Comb through the entries for "ylabel" and pull out each line that holds it.

● ● ● ● ● ● ●

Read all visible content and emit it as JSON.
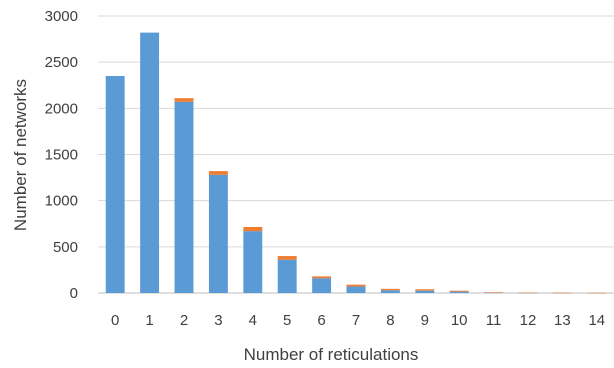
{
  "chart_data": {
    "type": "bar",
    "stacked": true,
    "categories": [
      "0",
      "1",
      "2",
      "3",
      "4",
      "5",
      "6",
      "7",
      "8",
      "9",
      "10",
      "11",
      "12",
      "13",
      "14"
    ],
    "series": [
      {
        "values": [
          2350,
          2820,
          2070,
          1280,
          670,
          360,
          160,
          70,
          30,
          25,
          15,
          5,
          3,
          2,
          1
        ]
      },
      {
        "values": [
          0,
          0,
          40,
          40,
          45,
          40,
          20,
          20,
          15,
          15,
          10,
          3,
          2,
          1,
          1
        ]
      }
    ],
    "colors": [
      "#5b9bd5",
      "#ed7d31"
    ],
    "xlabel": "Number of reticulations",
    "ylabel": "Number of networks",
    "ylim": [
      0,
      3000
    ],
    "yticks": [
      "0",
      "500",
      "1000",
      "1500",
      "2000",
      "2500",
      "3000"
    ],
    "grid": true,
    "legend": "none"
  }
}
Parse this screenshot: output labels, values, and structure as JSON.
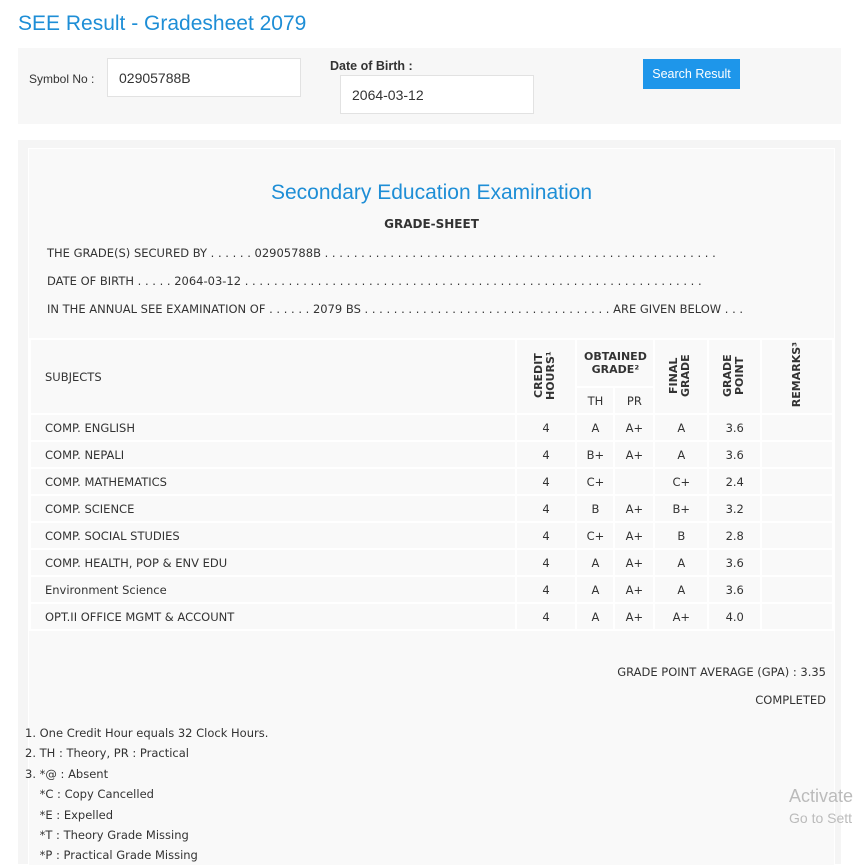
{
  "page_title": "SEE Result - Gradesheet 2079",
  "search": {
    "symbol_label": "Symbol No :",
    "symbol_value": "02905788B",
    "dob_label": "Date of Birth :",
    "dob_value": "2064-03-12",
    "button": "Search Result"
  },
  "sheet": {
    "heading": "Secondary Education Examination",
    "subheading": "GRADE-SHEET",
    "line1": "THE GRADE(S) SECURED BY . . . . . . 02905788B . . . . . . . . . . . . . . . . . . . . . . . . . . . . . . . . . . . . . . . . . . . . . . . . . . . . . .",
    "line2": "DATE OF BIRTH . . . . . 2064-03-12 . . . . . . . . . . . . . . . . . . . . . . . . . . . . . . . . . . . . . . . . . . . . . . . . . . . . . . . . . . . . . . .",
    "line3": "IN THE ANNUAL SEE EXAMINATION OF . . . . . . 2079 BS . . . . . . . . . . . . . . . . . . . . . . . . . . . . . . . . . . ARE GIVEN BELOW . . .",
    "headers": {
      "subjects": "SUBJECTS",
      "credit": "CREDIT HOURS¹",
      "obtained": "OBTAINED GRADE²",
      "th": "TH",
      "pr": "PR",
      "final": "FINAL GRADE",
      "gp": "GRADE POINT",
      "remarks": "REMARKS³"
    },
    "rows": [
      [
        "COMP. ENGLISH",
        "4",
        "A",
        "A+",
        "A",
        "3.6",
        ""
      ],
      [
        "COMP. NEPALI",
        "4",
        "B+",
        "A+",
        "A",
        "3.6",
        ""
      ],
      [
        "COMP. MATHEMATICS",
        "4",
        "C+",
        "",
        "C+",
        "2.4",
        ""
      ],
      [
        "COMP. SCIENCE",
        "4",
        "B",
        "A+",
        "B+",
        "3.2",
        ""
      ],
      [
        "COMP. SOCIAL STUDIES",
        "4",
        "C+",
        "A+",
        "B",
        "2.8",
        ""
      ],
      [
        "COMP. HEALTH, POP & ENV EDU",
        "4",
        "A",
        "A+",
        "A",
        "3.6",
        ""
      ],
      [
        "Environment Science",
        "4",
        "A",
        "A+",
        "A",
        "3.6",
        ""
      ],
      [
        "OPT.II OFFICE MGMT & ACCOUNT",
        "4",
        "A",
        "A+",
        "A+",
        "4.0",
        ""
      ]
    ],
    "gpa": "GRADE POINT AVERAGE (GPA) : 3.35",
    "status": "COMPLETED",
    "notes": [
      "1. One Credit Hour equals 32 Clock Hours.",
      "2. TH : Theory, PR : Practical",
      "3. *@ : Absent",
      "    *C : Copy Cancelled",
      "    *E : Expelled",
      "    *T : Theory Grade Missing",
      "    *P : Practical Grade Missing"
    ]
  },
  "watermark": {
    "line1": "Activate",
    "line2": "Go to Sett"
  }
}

● ● ● ● ● ● ●

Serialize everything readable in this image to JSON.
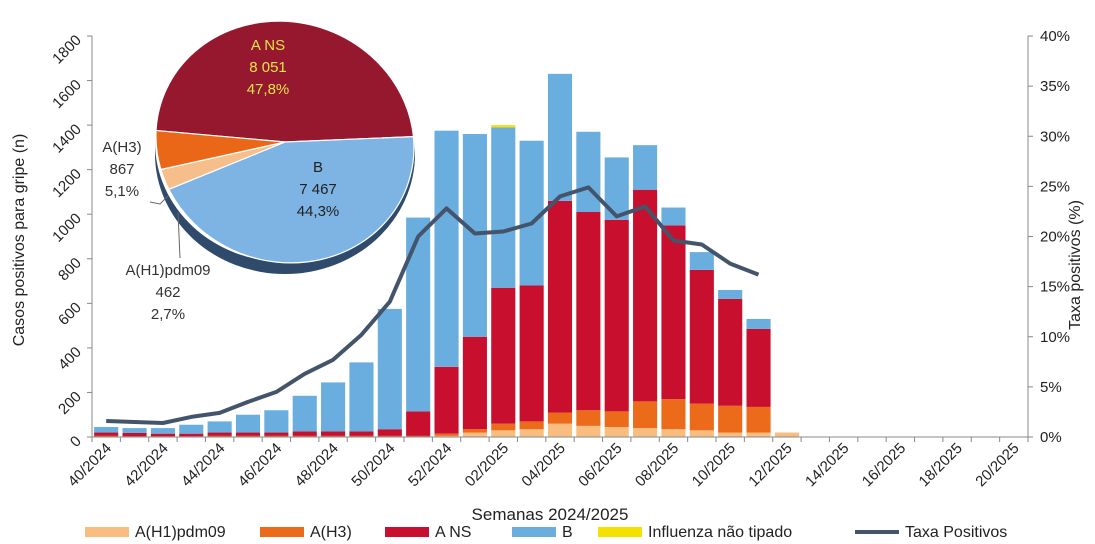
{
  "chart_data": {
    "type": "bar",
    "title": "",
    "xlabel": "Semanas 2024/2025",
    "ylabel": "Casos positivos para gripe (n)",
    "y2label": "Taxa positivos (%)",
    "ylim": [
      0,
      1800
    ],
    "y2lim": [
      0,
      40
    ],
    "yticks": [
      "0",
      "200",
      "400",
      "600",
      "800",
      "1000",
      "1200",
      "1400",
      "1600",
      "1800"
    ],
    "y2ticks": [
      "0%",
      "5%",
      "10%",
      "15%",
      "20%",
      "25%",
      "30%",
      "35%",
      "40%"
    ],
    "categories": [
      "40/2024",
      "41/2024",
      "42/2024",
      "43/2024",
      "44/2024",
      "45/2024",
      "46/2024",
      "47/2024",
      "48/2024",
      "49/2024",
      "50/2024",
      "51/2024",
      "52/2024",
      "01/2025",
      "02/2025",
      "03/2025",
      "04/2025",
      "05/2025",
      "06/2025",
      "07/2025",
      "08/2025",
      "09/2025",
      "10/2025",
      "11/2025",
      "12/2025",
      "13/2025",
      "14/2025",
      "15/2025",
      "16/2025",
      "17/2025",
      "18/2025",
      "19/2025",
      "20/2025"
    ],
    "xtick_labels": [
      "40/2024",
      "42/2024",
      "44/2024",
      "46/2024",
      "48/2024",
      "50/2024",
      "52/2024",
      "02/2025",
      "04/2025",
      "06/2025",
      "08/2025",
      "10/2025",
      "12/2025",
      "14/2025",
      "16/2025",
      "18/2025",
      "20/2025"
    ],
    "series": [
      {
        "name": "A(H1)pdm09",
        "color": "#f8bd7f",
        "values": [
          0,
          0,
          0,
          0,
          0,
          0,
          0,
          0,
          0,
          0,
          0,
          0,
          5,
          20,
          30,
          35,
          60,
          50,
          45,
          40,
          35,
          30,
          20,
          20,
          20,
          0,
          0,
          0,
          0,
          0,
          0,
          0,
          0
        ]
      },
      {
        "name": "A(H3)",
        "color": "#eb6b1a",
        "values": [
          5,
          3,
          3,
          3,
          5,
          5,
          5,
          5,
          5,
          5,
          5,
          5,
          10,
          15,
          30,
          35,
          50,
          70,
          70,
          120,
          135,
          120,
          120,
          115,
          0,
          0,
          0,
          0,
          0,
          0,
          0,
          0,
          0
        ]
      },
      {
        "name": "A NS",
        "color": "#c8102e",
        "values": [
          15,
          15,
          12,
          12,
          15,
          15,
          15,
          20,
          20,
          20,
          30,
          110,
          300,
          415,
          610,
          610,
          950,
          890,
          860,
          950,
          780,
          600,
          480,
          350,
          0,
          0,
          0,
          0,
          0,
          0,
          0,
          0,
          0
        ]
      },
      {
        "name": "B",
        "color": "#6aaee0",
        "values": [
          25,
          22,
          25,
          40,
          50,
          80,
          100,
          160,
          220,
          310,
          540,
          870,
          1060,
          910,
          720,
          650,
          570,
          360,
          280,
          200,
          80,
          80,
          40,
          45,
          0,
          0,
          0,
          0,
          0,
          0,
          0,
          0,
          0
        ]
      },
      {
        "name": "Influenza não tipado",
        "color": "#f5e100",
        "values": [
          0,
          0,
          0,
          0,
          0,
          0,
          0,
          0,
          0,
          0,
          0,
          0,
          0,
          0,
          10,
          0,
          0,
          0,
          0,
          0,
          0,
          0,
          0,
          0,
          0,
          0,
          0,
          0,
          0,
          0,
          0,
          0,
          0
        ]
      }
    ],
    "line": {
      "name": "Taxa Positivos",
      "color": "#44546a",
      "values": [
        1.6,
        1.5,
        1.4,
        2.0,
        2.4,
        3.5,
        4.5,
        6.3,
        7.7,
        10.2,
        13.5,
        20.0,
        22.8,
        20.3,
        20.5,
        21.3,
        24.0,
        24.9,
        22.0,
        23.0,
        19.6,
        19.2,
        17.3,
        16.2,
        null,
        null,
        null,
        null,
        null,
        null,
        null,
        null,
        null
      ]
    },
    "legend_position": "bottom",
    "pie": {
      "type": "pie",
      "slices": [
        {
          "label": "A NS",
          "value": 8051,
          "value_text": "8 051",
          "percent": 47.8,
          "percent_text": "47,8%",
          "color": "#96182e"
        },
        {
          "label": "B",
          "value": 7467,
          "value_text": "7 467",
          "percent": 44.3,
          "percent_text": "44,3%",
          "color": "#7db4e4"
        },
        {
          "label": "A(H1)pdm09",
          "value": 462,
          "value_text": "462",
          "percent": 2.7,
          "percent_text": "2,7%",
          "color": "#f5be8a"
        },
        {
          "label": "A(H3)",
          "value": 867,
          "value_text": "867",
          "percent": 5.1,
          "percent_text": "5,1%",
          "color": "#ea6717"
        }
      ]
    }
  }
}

● ● ● ● ● ● ●

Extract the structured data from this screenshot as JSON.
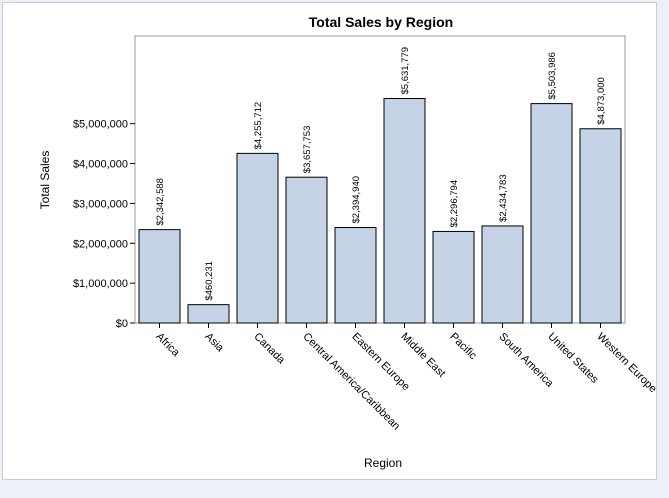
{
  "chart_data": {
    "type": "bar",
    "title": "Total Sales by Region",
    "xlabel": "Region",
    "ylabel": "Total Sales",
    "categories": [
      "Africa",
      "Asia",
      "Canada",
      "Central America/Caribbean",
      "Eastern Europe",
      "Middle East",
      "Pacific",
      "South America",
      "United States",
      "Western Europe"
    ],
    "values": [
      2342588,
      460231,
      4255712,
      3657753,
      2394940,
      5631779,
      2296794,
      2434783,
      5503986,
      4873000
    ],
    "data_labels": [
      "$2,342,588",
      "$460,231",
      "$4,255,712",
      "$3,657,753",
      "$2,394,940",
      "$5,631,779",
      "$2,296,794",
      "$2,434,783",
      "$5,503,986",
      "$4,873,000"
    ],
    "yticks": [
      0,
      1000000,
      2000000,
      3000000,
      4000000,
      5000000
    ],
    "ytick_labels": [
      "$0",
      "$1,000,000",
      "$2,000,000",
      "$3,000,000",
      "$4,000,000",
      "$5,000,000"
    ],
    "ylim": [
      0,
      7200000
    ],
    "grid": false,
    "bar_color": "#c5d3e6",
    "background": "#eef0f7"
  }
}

● ● ● ● ● ● ●

Result of the task:
    "ylabel": "Number of networks",
    "ylabel": "Casos positivos para gripe (n)",
    "ylabel": "Total Sales",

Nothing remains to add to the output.